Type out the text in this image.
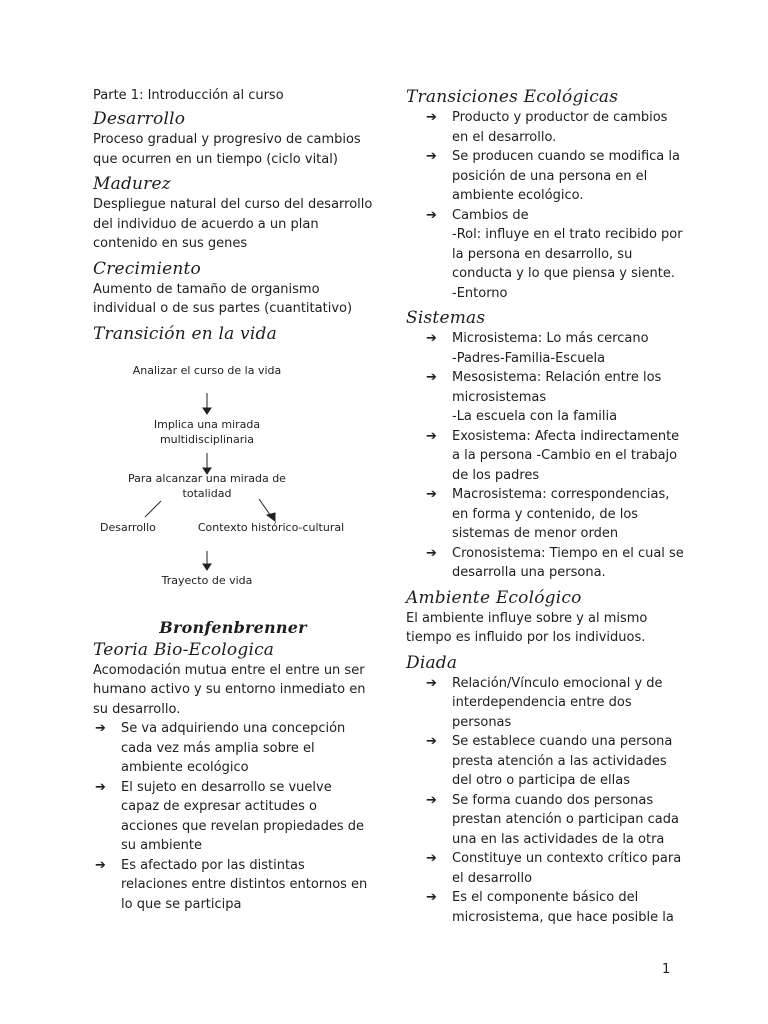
Parte 1: Introducción al curso
Desarrollo

Proceso gradual y progresivo de cambios que ocurren en un tiempo (ciclo vital)

Madurez

Despliegue natural del curso del desarrollo del individuo de acuerdo a un plan contenido en sus genes

Crecimiento

Aumento de tamaño de organismo individual o de sus partes (cuantitativo)

Transición en la vida
Analizar el curso de la vida
Implica una mirada multidisciplinaria
Para alcanzar una mirada de totalidad
Desarrollo	Contexto histórico-cultural
Trayecto de vida
Bronfenbrenner
Teoria Bio-Ecologica

Acomodación mutua entre el entre un ser humano activo y su entorno inmediato en su desarrollo.

➔ Se va adquiriendo una concepción cada vez más amplia sobre el ambiente ecológico
➔ El sujeto en desarrollo se vuelve capaz de expresar actitudes o acciones que revelan propiedades de su ambiente
➔ Es afectado por las distintas relaciones entre distintos entornos en lo que se participa
Transiciones Ecológicas
➔ Producto y productor de cambios en el desarrollo.
➔ Se producen cuando se modifica la posición de una persona en el ambiente ecológico.
➔ Cambios de
-Rol: influye en el trato recibido por la persona en desarrollo, su conducta y lo que piensa y siente.
-Entorno
Sistemas
➔ Microsistema: Lo más cercano
-Padres-Familia-Escuela
➔ Mesosistema: Relación entre los microsistemas
-La escuela con la familia
➔ Exosistema: Afecta indirectamente a la persona -Cambio en el trabajo de los padres
➔ Macrosistema: correspondencias, en forma y contenido, de los sistemas de menor orden
➔ Cronosistema: Tiempo en el cual se desarrolla una persona.
Ambiente Ecológico

El ambiente influye sobre y al mismo tiempo es influido por los individuos.

Diada
➔ Relación/Vínculo emocional y de interdependencia entre dos personas
➔ Se establece cuando una persona presta atención a las actividades del otro o participa de ellas
➔ Se forma cuando dos personas prestan atención o participan cada una en las actividades de la otra
➔ Constituye un contexto crítico para el desarrollo
➔ Es el componente básico del microsistema, que hace posible la
1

=== Your task ===
A word-for-word copy of every entry, with the pictures left out, is the required answer.

=== Solution ===
Type out the text in this image.
Parte 1: Introducción al curso
Desarrollo

Proceso gradual y progresivo de cambios que ocurren en un tiempo (ciclo vital)

Madurez

Despliegue natural del curso del desarrollo del individuo de acuerdo a un plan contenido en sus genes

Crecimiento

Aumento de tamaño de organismo individual o de sus partes (cuantitativo)

Transición en la vida
Analizar el curso de la vida
Implica una mirada multidisciplinaria
Para alcanzar una mirada de totalidad
Desarrollo	Contexto histórico-cultural
Trayecto de vida
Bronfenbrenner
Teoria Bio-Ecologica

Acomodación mutua entre el entre un ser humano activo y su entorno inmediato en su desarrollo.

➔ Se va adquiriendo una concepción cada vez más amplia sobre el ambiente ecológico
➔ El sujeto en desarrollo se vuelve capaz de expresar actitudes o acciones que revelan propiedades de su ambiente
➔ Es afectado por las distintas relaciones entre distintos entornos en lo que se participa
Transiciones Ecológicas
➔ Producto y productor de cambios en el desarrollo.
➔ Se producen cuando se modifica la posición de una persona en el ambiente ecológico.
➔ Cambios de
-Rol: influye en el trato recibido por la persona en desarrollo, su conducta y lo que piensa y siente.
-Entorno
Sistemas
➔ Microsistema: Lo más cercano
-Padres-Familia-Escuela
➔ Mesosistema: Relación entre los microsistemas
-La escuela con la familia
➔ Exosistema: Afecta indirectamente a la persona -Cambio en el trabajo de los padres
➔ Macrosistema: correspondencias, en forma y contenido, de los sistemas de menor orden
➔ Cronosistema: Tiempo en el cual se desarrolla una persona.
Ambiente Ecológico

El ambiente influye sobre y al mismo tiempo es influido por los individuos.

Diada
➔ Relación/Vínculo emocional y de interdependencia entre dos personas
➔ Se establece cuando una persona presta atención a las actividades del otro o participa de ellas
➔ Se forma cuando dos personas prestan atención o participan cada una en las actividades de la otra
➔ Constituye un contexto crítico para el desarrollo
➔ Es el componente básico del microsistema, que hace posible la
1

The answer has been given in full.